— INSTRUCTIONS FOR THE TASK —
All lines featuring the string "Aveeno" are to be listed.

— STORED ROWS —

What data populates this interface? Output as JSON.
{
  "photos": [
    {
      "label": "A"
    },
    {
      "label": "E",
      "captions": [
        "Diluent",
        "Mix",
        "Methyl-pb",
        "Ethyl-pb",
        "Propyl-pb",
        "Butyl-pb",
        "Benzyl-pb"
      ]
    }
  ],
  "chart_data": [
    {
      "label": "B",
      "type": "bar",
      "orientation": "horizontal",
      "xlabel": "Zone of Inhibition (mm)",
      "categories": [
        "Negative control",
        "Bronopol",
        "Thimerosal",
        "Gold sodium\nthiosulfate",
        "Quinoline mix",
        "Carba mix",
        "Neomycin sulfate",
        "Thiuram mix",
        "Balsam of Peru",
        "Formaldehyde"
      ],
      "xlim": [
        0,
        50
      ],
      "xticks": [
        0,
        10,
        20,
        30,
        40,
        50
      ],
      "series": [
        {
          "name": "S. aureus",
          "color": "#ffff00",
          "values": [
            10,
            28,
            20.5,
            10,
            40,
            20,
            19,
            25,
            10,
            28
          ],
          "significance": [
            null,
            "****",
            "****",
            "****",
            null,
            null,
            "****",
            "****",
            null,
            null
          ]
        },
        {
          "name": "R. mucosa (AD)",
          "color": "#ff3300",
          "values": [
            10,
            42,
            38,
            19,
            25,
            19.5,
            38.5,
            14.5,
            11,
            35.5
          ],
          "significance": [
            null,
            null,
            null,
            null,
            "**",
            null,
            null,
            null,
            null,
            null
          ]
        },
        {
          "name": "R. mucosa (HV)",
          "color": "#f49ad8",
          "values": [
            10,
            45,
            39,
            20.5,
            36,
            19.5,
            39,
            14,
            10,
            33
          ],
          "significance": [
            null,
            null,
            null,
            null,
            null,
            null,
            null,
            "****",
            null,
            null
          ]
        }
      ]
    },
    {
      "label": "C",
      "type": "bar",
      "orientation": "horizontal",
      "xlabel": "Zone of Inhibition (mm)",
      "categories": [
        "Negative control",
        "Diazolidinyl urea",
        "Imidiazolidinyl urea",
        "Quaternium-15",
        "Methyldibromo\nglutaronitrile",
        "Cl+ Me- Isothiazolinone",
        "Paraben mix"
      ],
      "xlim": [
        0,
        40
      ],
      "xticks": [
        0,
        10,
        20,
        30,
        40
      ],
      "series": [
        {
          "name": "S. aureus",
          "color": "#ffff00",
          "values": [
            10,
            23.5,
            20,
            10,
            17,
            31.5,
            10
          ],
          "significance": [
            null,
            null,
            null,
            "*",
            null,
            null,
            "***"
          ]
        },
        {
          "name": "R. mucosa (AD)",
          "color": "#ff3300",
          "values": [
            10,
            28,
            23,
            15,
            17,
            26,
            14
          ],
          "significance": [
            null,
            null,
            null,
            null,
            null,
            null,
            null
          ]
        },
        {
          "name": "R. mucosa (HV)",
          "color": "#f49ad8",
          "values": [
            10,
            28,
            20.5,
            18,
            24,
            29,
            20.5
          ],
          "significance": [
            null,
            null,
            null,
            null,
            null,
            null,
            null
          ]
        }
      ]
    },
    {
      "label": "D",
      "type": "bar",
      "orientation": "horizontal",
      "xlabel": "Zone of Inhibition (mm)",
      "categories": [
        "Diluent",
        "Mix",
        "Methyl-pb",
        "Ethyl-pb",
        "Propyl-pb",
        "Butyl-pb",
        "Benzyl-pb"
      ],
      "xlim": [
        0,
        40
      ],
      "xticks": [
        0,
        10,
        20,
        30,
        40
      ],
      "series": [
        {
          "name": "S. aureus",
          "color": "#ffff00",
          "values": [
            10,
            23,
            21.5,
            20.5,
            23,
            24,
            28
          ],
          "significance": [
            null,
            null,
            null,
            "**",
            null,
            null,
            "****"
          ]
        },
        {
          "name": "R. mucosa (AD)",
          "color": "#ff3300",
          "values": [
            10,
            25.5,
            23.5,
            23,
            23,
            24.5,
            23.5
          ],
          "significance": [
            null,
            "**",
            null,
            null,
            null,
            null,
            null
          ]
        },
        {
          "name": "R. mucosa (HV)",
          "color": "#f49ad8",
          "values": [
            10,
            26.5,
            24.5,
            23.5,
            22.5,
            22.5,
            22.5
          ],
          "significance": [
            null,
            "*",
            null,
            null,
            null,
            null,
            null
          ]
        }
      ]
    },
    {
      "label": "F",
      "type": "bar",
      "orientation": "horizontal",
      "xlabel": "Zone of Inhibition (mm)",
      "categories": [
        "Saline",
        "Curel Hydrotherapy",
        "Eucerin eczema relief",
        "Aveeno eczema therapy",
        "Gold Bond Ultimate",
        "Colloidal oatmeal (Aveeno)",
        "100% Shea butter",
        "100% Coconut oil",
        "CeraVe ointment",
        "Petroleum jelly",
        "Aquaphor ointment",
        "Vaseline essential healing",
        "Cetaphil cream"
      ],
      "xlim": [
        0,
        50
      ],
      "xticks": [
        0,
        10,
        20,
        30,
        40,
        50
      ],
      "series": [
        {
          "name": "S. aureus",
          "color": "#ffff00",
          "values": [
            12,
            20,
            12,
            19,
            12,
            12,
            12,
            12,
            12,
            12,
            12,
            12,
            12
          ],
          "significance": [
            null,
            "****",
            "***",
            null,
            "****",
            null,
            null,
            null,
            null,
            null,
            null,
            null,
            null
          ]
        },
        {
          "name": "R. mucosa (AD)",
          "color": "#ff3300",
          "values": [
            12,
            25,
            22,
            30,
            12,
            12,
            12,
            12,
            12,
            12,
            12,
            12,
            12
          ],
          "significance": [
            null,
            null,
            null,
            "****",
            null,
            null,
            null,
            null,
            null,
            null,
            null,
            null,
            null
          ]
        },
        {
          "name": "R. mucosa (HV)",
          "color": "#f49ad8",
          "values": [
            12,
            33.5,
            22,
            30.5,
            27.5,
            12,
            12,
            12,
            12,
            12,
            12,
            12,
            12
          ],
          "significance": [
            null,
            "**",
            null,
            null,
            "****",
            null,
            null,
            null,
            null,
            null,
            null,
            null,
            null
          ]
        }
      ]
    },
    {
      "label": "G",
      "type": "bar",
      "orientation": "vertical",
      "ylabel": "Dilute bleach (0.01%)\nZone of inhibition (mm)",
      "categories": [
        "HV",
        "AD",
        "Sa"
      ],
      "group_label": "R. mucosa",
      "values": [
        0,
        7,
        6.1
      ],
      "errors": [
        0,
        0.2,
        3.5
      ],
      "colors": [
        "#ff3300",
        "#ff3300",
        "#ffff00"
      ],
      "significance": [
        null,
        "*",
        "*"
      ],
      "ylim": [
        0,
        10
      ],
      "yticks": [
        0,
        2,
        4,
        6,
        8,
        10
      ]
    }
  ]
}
==
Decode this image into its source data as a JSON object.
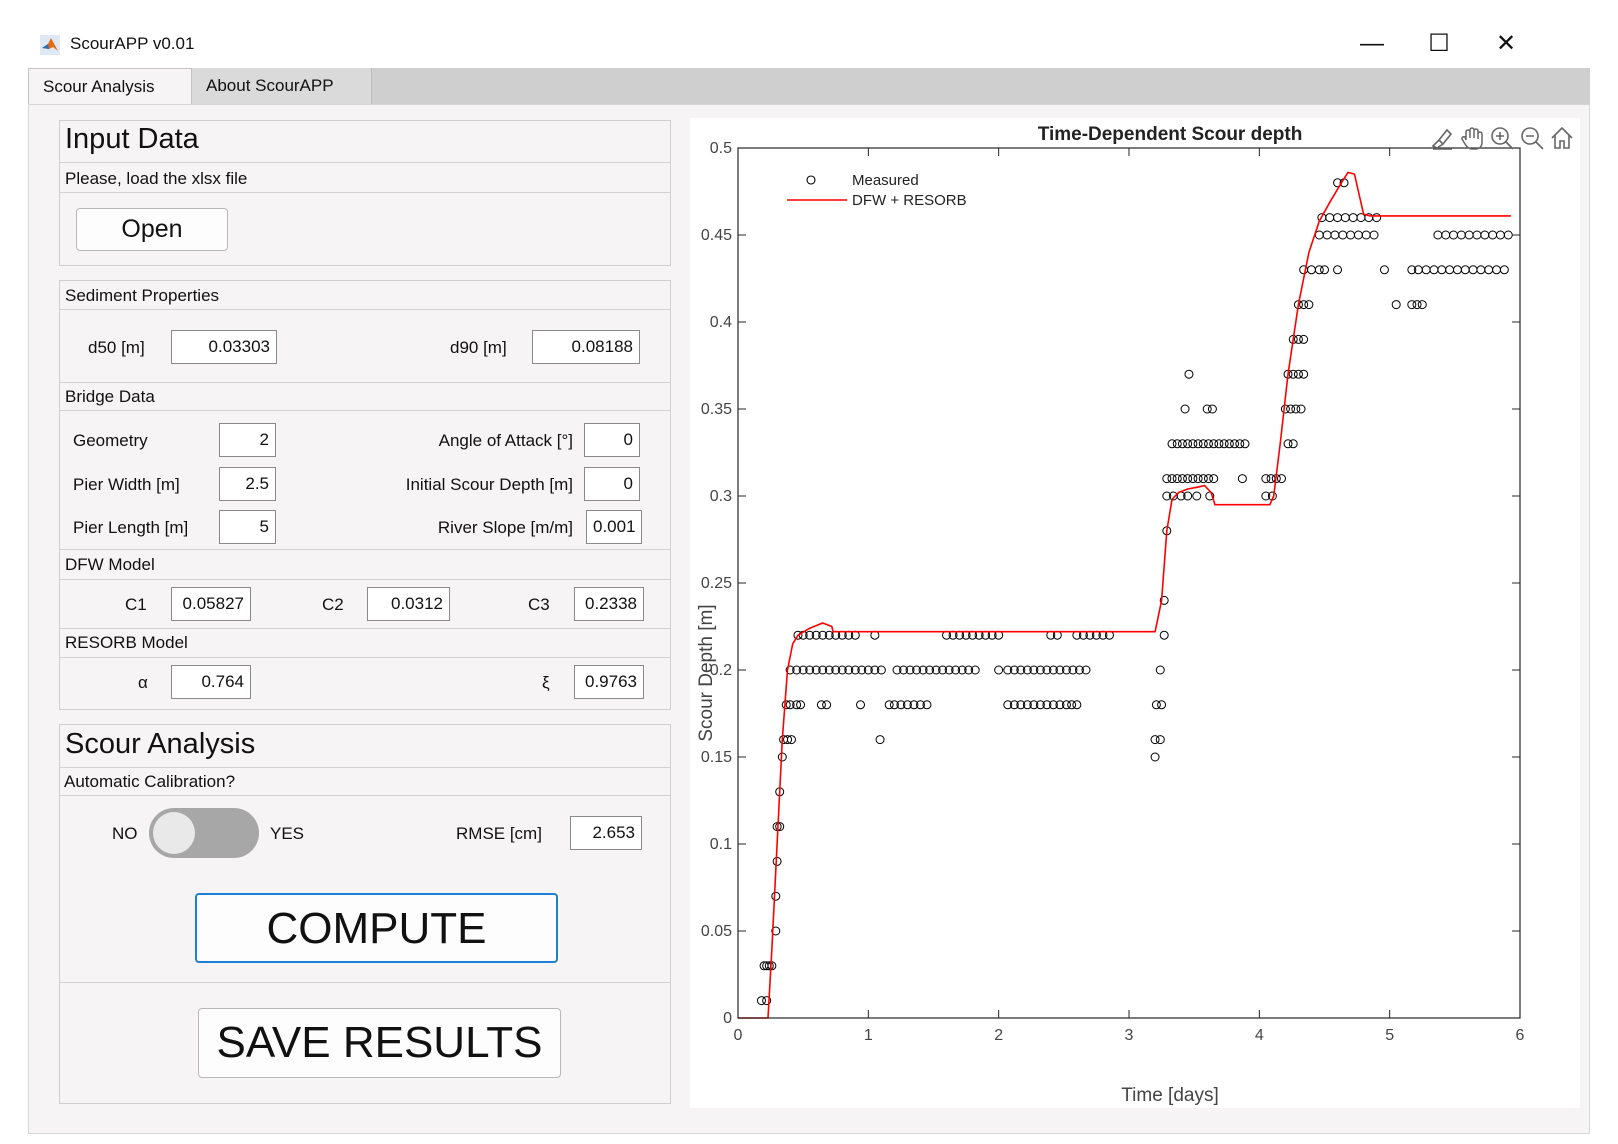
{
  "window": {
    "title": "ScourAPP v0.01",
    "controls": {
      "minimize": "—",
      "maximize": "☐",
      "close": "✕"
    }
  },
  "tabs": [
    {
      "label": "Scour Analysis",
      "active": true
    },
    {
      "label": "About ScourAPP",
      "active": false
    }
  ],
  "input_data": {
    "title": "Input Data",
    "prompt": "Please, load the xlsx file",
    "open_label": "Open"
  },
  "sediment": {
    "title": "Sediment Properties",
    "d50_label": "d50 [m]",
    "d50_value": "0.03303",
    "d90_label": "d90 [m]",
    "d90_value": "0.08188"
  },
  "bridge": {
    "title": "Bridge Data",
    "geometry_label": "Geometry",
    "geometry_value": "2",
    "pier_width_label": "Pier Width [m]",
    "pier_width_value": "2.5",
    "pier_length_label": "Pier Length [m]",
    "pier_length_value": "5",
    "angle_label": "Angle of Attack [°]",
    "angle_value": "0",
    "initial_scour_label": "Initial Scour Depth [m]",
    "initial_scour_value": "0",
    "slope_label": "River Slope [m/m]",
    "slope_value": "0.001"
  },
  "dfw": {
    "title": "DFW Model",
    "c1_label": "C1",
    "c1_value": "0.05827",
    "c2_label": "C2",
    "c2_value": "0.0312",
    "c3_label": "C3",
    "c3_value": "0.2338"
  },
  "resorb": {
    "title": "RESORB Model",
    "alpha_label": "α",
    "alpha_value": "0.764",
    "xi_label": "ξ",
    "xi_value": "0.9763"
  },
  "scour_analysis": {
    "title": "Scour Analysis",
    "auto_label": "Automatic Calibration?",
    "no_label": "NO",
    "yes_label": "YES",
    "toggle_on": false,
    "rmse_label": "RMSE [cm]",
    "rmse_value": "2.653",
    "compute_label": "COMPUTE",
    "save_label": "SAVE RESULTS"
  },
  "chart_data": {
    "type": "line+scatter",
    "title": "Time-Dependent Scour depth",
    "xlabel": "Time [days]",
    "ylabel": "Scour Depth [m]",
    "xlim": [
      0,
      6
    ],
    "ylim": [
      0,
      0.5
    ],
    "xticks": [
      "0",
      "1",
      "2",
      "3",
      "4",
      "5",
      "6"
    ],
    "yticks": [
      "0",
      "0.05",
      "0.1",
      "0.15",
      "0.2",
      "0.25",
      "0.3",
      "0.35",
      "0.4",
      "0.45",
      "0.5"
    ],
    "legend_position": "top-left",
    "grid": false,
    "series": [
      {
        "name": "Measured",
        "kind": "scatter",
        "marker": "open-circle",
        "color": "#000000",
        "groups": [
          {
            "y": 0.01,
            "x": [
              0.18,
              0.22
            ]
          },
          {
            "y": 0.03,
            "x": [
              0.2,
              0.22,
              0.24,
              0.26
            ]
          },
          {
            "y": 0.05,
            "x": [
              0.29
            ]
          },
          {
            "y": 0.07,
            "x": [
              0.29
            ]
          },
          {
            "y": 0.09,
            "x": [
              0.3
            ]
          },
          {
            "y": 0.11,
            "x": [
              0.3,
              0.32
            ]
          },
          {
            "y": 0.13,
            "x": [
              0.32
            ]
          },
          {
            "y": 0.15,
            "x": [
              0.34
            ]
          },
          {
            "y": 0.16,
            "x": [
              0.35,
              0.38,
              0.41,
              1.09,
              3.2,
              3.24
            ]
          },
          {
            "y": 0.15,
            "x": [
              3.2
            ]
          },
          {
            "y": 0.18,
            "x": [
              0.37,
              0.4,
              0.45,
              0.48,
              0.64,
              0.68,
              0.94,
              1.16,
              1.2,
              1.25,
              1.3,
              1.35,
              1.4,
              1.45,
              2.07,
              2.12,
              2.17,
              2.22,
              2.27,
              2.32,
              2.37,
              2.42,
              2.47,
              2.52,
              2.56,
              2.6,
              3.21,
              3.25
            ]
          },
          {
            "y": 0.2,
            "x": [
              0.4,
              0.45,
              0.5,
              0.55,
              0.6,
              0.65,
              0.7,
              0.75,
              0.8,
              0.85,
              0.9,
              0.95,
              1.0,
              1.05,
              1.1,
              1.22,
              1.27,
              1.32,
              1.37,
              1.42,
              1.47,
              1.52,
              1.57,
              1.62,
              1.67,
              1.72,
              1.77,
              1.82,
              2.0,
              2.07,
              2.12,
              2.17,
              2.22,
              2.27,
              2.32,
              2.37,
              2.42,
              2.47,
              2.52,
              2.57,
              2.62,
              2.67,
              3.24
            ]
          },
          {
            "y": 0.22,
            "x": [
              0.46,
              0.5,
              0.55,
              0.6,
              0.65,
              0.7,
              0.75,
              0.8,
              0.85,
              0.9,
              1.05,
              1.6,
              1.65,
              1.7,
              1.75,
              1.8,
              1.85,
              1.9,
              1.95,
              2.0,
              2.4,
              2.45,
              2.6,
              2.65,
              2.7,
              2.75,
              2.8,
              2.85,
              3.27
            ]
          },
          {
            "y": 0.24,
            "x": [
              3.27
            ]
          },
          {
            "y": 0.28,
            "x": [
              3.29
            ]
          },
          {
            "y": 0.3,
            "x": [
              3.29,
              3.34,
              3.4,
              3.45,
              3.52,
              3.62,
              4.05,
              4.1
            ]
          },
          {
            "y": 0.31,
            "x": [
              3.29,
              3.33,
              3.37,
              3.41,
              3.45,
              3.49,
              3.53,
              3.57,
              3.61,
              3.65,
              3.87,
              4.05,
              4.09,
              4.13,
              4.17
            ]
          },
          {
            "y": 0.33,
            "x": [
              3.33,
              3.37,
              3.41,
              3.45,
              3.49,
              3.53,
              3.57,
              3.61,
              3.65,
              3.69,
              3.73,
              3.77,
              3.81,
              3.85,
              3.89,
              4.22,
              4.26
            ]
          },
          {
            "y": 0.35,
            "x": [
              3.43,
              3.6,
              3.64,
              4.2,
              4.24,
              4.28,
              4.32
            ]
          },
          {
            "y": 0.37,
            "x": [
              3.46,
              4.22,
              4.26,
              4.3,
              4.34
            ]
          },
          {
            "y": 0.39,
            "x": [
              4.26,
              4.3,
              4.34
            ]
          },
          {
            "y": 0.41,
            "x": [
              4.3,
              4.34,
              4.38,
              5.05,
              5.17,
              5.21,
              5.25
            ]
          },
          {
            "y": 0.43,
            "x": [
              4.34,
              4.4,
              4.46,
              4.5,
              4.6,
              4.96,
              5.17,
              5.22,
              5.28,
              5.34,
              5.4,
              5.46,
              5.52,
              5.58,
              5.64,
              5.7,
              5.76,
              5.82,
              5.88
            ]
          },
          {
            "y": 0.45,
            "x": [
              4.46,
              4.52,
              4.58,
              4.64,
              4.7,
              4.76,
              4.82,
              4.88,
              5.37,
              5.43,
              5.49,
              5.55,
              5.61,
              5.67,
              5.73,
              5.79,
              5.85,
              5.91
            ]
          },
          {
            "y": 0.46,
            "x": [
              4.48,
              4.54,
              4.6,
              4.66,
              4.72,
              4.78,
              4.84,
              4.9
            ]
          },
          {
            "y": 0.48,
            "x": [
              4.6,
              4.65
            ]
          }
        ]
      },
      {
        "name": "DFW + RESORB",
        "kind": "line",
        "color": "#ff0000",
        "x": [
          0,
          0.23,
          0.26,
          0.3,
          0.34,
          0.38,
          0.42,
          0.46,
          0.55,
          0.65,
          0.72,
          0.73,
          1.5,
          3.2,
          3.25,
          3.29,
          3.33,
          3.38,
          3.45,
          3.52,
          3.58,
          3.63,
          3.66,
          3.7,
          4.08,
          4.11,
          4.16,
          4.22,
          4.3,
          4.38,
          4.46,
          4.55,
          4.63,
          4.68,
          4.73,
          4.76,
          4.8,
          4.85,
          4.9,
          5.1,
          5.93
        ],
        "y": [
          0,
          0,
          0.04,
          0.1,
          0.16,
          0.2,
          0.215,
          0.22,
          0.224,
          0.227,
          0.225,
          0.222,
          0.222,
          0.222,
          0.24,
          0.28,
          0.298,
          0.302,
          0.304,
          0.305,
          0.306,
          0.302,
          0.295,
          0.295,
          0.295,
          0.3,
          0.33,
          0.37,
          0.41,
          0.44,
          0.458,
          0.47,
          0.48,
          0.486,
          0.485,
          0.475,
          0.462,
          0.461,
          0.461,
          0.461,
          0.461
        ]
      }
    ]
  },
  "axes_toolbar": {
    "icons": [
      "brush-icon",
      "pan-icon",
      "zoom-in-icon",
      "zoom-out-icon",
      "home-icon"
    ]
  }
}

— FULL ANSWER —
        "Aveeno eczema therapy",
        "Colloidal oatmeal (Aveeno)",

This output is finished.